## BEGIN Data listing

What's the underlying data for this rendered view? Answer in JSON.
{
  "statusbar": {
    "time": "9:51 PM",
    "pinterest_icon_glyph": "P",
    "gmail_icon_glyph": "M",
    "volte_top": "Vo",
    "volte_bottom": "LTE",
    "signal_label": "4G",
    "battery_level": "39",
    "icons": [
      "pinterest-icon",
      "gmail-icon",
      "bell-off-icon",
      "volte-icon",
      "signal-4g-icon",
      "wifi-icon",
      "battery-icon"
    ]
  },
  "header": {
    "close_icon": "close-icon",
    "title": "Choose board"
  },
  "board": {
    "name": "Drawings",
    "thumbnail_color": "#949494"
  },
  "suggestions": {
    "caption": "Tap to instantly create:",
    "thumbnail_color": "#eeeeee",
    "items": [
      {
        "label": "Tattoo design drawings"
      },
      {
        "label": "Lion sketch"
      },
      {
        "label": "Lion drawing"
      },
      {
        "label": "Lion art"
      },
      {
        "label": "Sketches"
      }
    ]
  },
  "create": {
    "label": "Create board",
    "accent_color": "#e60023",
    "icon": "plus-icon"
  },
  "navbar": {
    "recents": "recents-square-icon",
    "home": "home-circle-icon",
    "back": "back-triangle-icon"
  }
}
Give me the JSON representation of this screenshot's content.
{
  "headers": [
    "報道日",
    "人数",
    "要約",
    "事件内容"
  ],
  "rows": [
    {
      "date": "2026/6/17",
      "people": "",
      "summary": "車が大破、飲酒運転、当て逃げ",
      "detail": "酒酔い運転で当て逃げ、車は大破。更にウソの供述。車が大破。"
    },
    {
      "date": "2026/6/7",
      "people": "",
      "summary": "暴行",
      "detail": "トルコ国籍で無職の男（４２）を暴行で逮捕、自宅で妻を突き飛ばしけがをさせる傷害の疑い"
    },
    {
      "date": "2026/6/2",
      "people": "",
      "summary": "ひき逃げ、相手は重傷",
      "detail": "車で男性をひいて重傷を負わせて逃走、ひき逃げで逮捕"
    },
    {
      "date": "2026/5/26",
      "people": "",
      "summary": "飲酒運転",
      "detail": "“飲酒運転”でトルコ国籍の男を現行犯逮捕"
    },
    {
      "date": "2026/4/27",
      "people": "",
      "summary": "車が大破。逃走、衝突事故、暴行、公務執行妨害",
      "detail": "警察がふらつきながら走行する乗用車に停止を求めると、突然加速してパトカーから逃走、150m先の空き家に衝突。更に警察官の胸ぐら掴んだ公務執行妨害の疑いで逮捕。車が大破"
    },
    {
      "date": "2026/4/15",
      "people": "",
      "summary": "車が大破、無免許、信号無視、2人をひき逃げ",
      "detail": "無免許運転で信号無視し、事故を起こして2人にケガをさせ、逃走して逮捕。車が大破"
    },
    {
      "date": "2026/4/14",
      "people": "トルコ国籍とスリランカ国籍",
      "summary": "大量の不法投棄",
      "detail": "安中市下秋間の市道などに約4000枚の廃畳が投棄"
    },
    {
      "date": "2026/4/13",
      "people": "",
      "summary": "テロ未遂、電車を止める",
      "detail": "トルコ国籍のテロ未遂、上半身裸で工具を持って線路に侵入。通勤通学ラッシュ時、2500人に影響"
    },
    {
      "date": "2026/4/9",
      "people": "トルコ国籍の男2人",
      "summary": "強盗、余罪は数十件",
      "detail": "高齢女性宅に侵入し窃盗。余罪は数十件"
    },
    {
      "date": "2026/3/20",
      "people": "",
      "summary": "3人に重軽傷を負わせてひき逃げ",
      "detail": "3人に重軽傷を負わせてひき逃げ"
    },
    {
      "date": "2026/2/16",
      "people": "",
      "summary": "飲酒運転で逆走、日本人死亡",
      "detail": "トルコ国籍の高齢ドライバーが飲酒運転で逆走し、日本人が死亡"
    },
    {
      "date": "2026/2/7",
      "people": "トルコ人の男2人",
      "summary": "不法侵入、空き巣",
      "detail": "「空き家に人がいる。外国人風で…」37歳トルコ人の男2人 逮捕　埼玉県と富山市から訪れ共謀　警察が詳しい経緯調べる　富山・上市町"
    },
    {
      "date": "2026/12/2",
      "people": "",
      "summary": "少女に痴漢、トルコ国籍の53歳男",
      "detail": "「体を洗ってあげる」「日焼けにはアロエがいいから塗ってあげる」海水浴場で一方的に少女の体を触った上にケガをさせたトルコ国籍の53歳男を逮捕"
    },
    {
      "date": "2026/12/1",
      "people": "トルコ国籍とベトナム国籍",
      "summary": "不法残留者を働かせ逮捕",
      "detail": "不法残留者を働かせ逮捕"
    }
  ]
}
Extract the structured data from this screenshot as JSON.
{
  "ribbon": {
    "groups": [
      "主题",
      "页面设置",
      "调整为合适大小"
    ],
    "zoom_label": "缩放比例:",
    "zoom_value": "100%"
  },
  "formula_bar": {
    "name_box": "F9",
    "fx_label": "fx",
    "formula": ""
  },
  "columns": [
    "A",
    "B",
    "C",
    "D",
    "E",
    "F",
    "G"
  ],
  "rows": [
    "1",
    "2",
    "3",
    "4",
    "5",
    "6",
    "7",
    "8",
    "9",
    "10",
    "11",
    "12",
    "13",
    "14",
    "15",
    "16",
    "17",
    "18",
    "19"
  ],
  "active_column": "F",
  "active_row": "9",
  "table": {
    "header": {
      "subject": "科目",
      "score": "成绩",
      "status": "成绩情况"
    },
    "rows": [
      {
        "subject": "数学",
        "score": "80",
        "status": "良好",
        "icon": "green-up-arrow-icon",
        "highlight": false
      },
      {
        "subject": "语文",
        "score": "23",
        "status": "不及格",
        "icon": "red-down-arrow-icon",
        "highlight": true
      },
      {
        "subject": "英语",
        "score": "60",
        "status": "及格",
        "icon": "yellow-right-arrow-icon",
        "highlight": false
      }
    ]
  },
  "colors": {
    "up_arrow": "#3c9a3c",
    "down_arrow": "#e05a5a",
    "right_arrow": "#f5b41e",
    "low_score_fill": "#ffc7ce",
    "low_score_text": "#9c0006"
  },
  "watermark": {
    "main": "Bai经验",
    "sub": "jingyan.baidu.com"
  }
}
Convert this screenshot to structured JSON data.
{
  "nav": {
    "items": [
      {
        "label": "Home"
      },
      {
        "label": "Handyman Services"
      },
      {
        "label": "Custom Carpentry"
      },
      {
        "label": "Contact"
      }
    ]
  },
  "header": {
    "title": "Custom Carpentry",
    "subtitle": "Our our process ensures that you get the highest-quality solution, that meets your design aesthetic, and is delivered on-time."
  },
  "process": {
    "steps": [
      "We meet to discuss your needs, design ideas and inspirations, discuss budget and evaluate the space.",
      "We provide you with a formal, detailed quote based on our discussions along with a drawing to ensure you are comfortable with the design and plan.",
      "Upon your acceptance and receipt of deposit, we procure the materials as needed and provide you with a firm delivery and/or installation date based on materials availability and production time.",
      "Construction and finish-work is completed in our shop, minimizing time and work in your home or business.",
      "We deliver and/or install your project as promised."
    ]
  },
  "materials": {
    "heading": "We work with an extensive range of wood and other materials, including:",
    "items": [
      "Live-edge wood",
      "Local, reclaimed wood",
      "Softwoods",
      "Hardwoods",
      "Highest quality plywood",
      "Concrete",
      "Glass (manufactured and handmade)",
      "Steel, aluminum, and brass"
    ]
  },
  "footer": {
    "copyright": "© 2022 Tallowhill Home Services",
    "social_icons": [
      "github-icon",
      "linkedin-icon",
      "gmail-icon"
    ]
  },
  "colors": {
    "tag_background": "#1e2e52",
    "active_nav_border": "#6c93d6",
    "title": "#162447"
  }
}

## END Data listing

**Brief**
Pull every line containing the word "Lion" out of the entries above.

**Output**
        "label": "Lion sketch"
        "label": "Lion drawing"
        "label": "Lion art"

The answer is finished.